Provided information:

— begin —

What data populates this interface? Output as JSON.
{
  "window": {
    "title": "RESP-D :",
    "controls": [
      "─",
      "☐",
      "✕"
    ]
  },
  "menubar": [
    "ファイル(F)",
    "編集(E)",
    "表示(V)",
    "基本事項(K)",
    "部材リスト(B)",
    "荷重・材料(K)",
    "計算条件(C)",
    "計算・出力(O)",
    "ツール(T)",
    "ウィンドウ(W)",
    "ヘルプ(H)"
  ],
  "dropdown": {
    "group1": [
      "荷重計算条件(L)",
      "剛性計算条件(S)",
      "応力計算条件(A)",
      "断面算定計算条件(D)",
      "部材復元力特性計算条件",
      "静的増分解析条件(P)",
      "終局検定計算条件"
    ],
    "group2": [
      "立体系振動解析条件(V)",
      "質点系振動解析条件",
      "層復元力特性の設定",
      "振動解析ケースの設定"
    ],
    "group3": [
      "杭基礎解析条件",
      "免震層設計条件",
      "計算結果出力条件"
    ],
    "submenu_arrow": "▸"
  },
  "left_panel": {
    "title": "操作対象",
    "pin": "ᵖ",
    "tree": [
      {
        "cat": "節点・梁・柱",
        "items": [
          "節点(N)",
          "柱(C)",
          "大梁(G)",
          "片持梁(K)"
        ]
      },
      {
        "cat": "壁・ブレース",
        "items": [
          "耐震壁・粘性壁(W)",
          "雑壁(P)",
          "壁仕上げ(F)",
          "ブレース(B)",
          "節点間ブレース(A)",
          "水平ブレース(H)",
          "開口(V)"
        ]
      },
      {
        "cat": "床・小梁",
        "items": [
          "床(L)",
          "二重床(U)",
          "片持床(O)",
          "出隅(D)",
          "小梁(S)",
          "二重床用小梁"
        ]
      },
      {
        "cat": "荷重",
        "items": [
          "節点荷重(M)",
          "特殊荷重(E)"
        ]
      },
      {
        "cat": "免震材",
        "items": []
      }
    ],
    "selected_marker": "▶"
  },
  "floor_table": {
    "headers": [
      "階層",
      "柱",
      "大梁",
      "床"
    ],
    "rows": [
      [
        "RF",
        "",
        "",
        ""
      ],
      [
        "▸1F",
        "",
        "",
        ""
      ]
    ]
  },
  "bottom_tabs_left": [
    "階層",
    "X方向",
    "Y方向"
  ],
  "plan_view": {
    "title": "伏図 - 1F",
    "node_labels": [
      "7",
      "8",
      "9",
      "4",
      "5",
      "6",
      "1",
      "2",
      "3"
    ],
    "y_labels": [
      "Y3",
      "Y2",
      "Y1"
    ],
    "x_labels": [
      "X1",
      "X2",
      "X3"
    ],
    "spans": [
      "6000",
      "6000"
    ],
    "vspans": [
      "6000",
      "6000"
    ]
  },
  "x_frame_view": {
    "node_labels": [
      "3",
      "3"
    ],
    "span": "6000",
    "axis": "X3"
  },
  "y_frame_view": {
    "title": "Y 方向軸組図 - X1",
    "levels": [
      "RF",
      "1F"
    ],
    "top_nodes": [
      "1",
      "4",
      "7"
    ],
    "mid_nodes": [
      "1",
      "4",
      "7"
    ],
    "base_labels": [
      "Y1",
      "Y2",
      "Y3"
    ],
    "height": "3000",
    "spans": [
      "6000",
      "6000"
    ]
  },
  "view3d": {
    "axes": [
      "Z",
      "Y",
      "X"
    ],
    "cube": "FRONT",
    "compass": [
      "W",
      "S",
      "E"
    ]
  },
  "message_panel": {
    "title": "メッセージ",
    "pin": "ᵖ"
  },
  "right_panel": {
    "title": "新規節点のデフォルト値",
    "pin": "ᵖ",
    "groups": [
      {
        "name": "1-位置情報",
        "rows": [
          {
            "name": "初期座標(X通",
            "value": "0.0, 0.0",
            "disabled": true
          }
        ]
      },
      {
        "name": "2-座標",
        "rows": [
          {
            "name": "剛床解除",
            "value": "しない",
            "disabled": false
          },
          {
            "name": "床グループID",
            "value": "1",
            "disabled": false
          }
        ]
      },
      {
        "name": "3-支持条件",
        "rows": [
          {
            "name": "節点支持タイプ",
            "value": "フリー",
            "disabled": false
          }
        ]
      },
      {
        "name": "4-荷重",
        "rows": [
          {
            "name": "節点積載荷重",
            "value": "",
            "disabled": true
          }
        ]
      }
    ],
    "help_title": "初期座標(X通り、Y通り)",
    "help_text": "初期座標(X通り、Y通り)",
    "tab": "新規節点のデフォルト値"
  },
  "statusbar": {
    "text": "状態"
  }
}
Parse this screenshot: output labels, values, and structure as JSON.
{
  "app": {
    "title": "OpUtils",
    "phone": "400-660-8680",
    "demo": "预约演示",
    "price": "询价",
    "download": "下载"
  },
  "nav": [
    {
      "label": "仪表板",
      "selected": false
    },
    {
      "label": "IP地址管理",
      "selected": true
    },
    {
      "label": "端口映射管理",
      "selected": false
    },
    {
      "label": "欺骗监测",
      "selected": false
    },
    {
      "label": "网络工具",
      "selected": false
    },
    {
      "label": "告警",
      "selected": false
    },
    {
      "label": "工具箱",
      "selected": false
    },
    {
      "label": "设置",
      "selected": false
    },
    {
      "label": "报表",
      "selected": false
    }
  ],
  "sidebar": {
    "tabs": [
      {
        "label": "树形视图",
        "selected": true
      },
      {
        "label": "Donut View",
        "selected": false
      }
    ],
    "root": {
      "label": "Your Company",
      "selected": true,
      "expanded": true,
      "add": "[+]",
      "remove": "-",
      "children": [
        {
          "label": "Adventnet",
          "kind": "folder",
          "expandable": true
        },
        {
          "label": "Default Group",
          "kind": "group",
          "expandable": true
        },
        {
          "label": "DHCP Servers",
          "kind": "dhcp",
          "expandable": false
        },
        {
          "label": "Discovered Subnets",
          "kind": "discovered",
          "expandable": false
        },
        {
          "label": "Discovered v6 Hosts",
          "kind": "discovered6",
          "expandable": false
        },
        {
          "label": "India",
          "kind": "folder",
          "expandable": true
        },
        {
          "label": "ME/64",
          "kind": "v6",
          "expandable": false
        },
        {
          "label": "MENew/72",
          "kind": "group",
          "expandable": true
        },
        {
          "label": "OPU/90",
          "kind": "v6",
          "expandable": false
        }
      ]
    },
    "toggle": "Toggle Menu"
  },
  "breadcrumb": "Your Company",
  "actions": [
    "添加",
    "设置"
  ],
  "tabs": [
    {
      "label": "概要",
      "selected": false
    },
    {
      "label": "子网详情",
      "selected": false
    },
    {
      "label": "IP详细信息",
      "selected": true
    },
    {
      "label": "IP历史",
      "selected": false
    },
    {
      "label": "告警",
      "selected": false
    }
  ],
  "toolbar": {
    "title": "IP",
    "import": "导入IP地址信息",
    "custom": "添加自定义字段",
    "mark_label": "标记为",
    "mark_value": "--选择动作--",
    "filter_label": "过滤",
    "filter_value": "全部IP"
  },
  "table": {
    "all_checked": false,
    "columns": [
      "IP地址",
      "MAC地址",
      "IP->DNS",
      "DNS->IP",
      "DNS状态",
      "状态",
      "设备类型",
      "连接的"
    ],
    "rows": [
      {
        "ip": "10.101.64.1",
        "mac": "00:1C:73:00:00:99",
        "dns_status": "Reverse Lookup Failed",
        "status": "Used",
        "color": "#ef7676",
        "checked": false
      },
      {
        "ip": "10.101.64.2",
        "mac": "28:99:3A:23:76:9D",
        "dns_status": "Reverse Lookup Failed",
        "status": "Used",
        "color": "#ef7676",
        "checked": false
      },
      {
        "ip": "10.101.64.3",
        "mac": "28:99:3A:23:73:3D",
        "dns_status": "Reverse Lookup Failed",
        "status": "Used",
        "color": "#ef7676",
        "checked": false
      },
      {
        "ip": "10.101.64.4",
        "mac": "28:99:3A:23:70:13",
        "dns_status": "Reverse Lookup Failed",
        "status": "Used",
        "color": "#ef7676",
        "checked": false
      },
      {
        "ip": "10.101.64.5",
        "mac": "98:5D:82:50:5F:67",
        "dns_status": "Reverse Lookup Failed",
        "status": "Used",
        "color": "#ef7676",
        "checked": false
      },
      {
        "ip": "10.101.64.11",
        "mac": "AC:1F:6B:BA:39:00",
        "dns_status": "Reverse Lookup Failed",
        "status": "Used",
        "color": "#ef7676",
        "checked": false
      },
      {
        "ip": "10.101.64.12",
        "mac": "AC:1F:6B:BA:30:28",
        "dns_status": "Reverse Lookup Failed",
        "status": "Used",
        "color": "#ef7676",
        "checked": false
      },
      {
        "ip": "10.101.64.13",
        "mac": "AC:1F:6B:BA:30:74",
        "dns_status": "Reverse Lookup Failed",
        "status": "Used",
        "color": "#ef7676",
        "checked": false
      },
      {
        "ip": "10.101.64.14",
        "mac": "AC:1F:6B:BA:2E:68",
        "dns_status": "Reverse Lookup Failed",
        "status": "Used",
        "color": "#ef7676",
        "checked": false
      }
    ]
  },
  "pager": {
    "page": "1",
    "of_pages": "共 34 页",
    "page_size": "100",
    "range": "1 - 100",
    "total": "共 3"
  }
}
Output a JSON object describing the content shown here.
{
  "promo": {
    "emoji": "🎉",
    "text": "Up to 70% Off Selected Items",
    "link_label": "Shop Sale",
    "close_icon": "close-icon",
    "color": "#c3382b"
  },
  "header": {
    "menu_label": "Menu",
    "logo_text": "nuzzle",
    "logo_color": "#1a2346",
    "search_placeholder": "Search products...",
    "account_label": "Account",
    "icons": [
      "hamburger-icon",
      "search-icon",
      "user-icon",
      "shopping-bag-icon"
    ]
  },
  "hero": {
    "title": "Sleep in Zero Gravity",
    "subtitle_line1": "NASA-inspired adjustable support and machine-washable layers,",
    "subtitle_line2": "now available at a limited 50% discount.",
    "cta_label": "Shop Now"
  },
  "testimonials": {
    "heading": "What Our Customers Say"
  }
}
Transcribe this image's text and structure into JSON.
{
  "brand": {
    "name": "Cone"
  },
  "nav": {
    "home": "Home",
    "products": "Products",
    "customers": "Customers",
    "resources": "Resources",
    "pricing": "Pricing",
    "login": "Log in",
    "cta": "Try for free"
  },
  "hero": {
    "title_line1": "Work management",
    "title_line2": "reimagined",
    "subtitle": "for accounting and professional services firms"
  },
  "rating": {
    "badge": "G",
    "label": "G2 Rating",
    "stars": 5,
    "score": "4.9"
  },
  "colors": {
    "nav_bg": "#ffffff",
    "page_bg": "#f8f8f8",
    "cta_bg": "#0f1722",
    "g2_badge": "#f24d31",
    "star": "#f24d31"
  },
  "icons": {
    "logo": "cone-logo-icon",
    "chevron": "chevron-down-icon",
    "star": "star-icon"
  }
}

— end —

To do: Pick out and copy the lines of the material that include the word "products".

Reply:
    "search_placeholder": "Search products...",
    "products": "Products",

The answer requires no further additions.